* **Goal**
Search the data for the word "title". Reproduce every line where it is found.

* **Available data**
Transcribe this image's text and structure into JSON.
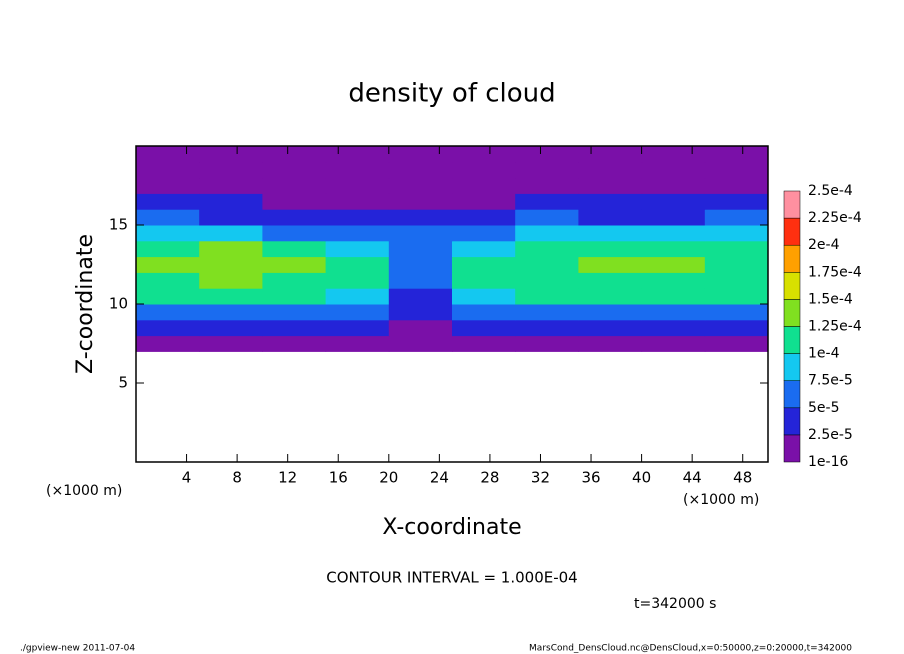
{
  "chart_data": {
    "type": "heatmap",
    "title": "density of cloud",
    "x_label": "X-coordinate",
    "y_label": "Z-coordinate",
    "x_unit_left": "(×1000 m)",
    "x_unit_right": "(×1000 m)",
    "contour_note": "CONTOUR INTERVAL = 1.000E-04",
    "time_note": "t=342000 s",
    "footer_left": "./gpview-new  2011-07-04",
    "footer_right": "MarsCond_DensCloud.nc@DensCloud,x=0:50000,z=0:20000,t=342000",
    "xlim": [
      0,
      50
    ],
    "ylim": [
      0,
      20
    ],
    "xticks": [
      4,
      8,
      12,
      16,
      20,
      24,
      28,
      32,
      36,
      40,
      44,
      48
    ],
    "yticks": [
      5,
      10,
      15
    ],
    "x_edges": [
      0,
      5,
      10,
      15,
      20,
      25,
      30,
      35,
      40,
      45,
      50
    ],
    "z_edges": [
      0,
      1,
      2,
      3,
      4,
      5,
      6,
      7,
      8,
      9,
      10,
      11,
      12,
      13,
      14,
      15,
      16,
      17,
      18,
      19,
      20
    ],
    "values": [
      [
        null,
        null,
        null,
        null,
        null,
        null,
        null,
        null,
        null,
        null
      ],
      [
        null,
        null,
        null,
        null,
        null,
        null,
        null,
        null,
        null,
        null
      ],
      [
        null,
        null,
        null,
        null,
        null,
        null,
        null,
        null,
        null,
        null
      ],
      [
        null,
        null,
        null,
        null,
        null,
        null,
        null,
        null,
        null,
        null
      ],
      [
        null,
        null,
        null,
        null,
        null,
        null,
        null,
        null,
        null,
        null
      ],
      [
        null,
        null,
        null,
        null,
        null,
        null,
        null,
        null,
        null,
        null
      ],
      [
        null,
        null,
        null,
        null,
        null,
        null,
        null,
        null,
        null,
        null
      ],
      [
        1e-05,
        1e-05,
        1e-05,
        1e-05,
        1e-05,
        1e-05,
        1e-05,
        1e-05,
        1e-05,
        1e-05
      ],
      [
        3e-05,
        3e-05,
        3e-05,
        3e-05,
        2e-05,
        3e-05,
        3e-05,
        3e-05,
        3e-05,
        3e-05
      ],
      [
        6e-05,
        6e-05,
        6e-05,
        5e-05,
        3e-05,
        5e-05,
        6e-05,
        6e-05,
        6e-05,
        6e-05
      ],
      [
        0.0001,
        0.0001,
        0.0001,
        8e-05,
        4e-05,
        8e-05,
        0.0001,
        0.0001,
        0.0001,
        0.0001
      ],
      [
        0.00012,
        0.00013,
        0.00012,
        0.0001,
        6e-05,
        0.0001,
        0.00012,
        0.00012,
        0.00012,
        0.00011
      ],
      [
        0.00013,
        0.00014,
        0.00013,
        0.00011,
        7e-05,
        0.00011,
        0.00012,
        0.00013,
        0.00013,
        0.00012
      ],
      [
        0.00011,
        0.00013,
        0.00012,
        8e-05,
        7e-05,
        9e-05,
        0.00011,
        0.00011,
        0.00012,
        0.00011
      ],
      [
        8e-05,
        8e-05,
        7e-05,
        6e-05,
        6e-05,
        6e-05,
        8e-05,
        8e-05,
        8e-05,
        8e-05
      ],
      [
        5e-05,
        4e-05,
        4e-05,
        4e-05,
        3e-05,
        4e-05,
        5e-05,
        4e-05,
        4e-05,
        5e-05
      ],
      [
        3e-05,
        3e-05,
        2e-05,
        2e-05,
        2e-05,
        2e-05,
        3e-05,
        3e-05,
        3e-05,
        3e-05
      ],
      [
        2e-05,
        1e-05,
        1e-05,
        1e-05,
        1e-05,
        1e-05,
        1e-05,
        2e-05,
        2e-05,
        2e-05
      ],
      [
        1e-05,
        1e-05,
        1e-05,
        1e-05,
        1e-05,
        1e-05,
        1e-05,
        1e-05,
        1e-05,
        1e-05
      ],
      [
        1e-05,
        1e-05,
        1e-05,
        1e-05,
        1e-05,
        1e-05,
        1e-05,
        1e-05,
        1e-05,
        1e-05
      ]
    ],
    "levels": [
      {
        "value": 1e-16,
        "label": "1e-16"
      },
      {
        "value": 2.5e-05,
        "label": "2.5e-5"
      },
      {
        "value": 5e-05,
        "label": "5e-5"
      },
      {
        "value": 7.5e-05,
        "label": "7.5e-5"
      },
      {
        "value": 0.0001,
        "label": "1e-4"
      },
      {
        "value": 0.000125,
        "label": "1.25e-4"
      },
      {
        "value": 0.00015,
        "label": "1.5e-4"
      },
      {
        "value": 0.000175,
        "label": "1.75e-4"
      },
      {
        "value": 0.0002,
        "label": "2e-4"
      },
      {
        "value": 0.000225,
        "label": "2.25e-4"
      },
      {
        "value": 0.00025,
        "label": "2.5e-4"
      }
    ],
    "colors": [
      "#7a10a8",
      "#2424d8",
      "#1a6cf0",
      "#14c8f0",
      "#10e090",
      "#80e020",
      "#d8e000",
      "#ffa000",
      "#ff3010",
      "#ff90a0"
    ]
  }
}
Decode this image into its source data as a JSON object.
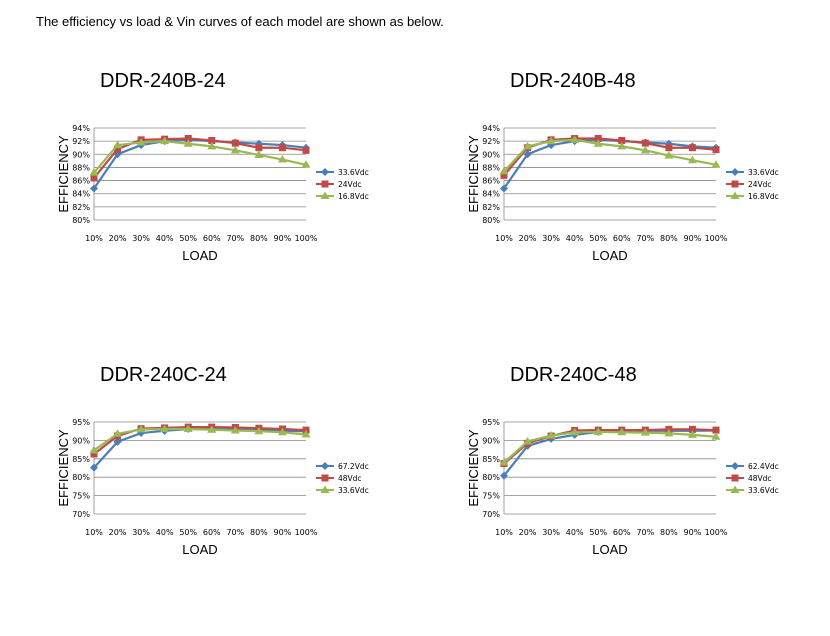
{
  "intro_text": "The efficiency vs load & Vin curves of each model are shown as below.",
  "colors": {
    "series1": "#4A7EBB",
    "series2": "#BE4B48",
    "series3": "#98B954",
    "grid": "#888888"
  },
  "chart_data": [
    {
      "type": "line",
      "title": "DDR-240B-24",
      "xlabel": "LOAD",
      "ylabel": "EFFICIENCY",
      "categories": [
        "10%",
        "20%",
        "30%",
        "40%",
        "50%",
        "60%",
        "70%",
        "80%",
        "90%",
        "100%"
      ],
      "yticks": [
        "80%",
        "82%",
        "84%",
        "86%",
        "88%",
        "90%",
        "92%",
        "94%"
      ],
      "ylim": [
        80,
        94
      ],
      "grid": true,
      "legend_position": "right",
      "series": [
        {
          "name": "33.6Vdc",
          "marker": "diamond",
          "values": [
            84.8,
            90.0,
            91.4,
            92.0,
            92.2,
            92.0,
            91.8,
            91.6,
            91.4,
            91.0
          ]
        },
        {
          "name": "24Vdc",
          "marker": "square",
          "values": [
            86.4,
            90.8,
            92.2,
            92.3,
            92.4,
            92.1,
            91.7,
            91.0,
            91.0,
            90.6
          ]
        },
        {
          "name": "16.8Vdc",
          "marker": "triangle",
          "values": [
            87.2,
            91.4,
            91.8,
            92.0,
            91.6,
            91.2,
            90.6,
            89.9,
            89.2,
            88.4
          ]
        }
      ]
    },
    {
      "type": "line",
      "title": "DDR-240B-48",
      "xlabel": "LOAD",
      "ylabel": "EFFICIENCY",
      "categories": [
        "10%",
        "20%",
        "30%",
        "40%",
        "50%",
        "60%",
        "70%",
        "80%",
        "90%",
        "100%"
      ],
      "yticks": [
        "80%",
        "82%",
        "84%",
        "86%",
        "88%",
        "90%",
        "92%",
        "94%"
      ],
      "ylim": [
        80,
        94
      ],
      "grid": true,
      "legend_position": "right",
      "series": [
        {
          "name": "33.6Vdc",
          "marker": "diamond",
          "values": [
            84.8,
            90.0,
            91.4,
            92.0,
            92.2,
            92.0,
            91.8,
            91.6,
            91.2,
            91.0
          ]
        },
        {
          "name": "24Vdc",
          "marker": "square",
          "values": [
            86.8,
            91.0,
            92.2,
            92.4,
            92.4,
            92.1,
            91.7,
            91.0,
            91.0,
            90.7
          ]
        },
        {
          "name": "16.8Vdc",
          "marker": "triangle",
          "values": [
            87.4,
            91.2,
            92.0,
            92.2,
            91.6,
            91.2,
            90.6,
            89.8,
            89.1,
            88.4
          ]
        }
      ]
    },
    {
      "type": "line",
      "title": "DDR-240C-24",
      "xlabel": "LOAD",
      "ylabel": "EFFICIENCY",
      "categories": [
        "10%",
        "20%",
        "30%",
        "40%",
        "50%",
        "60%",
        "70%",
        "80%",
        "90%",
        "100%"
      ],
      "yticks": [
        "70%",
        "75%",
        "80%",
        "85%",
        "90%",
        "95%"
      ],
      "ylim": [
        70,
        95
      ],
      "grid": true,
      "legend_position": "right",
      "series": [
        {
          "name": "67.2Vdc",
          "marker": "diamond",
          "values": [
            82.6,
            89.6,
            92.0,
            92.6,
            93.1,
            93.1,
            93.0,
            92.9,
            92.6,
            92.5
          ]
        },
        {
          "name": "48Vdc",
          "marker": "square",
          "values": [
            86.3,
            91.2,
            93.2,
            93.4,
            93.6,
            93.6,
            93.5,
            93.3,
            93.1,
            92.8
          ]
        },
        {
          "name": "33.6Vdc",
          "marker": "triangle",
          "values": [
            87.3,
            91.8,
            93.0,
            93.1,
            93.1,
            92.9,
            92.7,
            92.5,
            92.2,
            91.6
          ]
        }
      ]
    },
    {
      "type": "line",
      "title": "DDR-240C-48",
      "xlabel": "LOAD",
      "ylabel": "EFFICIENCY",
      "categories": [
        "10%",
        "20%",
        "30%",
        "40%",
        "50%",
        "60%",
        "70%",
        "80%",
        "90%",
        "100%"
      ],
      "yticks": [
        "70%",
        "75%",
        "80%",
        "85%",
        "90%",
        "95%"
      ],
      "ylim": [
        70,
        95
      ],
      "grid": true,
      "legend_position": "right",
      "series": [
        {
          "name": "62.4Vdc",
          "marker": "diamond",
          "values": [
            80.4,
            88.5,
            90.4,
            91.5,
            92.3,
            92.5,
            92.6,
            92.6,
            92.6,
            92.7
          ]
        },
        {
          "name": "48Vdc",
          "marker": "square",
          "values": [
            83.7,
            89.2,
            91.2,
            92.7,
            92.8,
            92.8,
            92.8,
            93.0,
            93.0,
            92.8
          ]
        },
        {
          "name": "33.6Vdc",
          "marker": "triangle",
          "values": [
            84.0,
            89.7,
            91.3,
            92.2,
            92.3,
            92.2,
            92.1,
            91.9,
            91.5,
            91.0
          ]
        }
      ]
    }
  ]
}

* **Completed task**
    "title": "density of cloud",
      "title": "DDR-240B-24",
      "title": "DDR-240B-48",
      "title": "DDR-240C-24",
      "title": "DDR-240C-48",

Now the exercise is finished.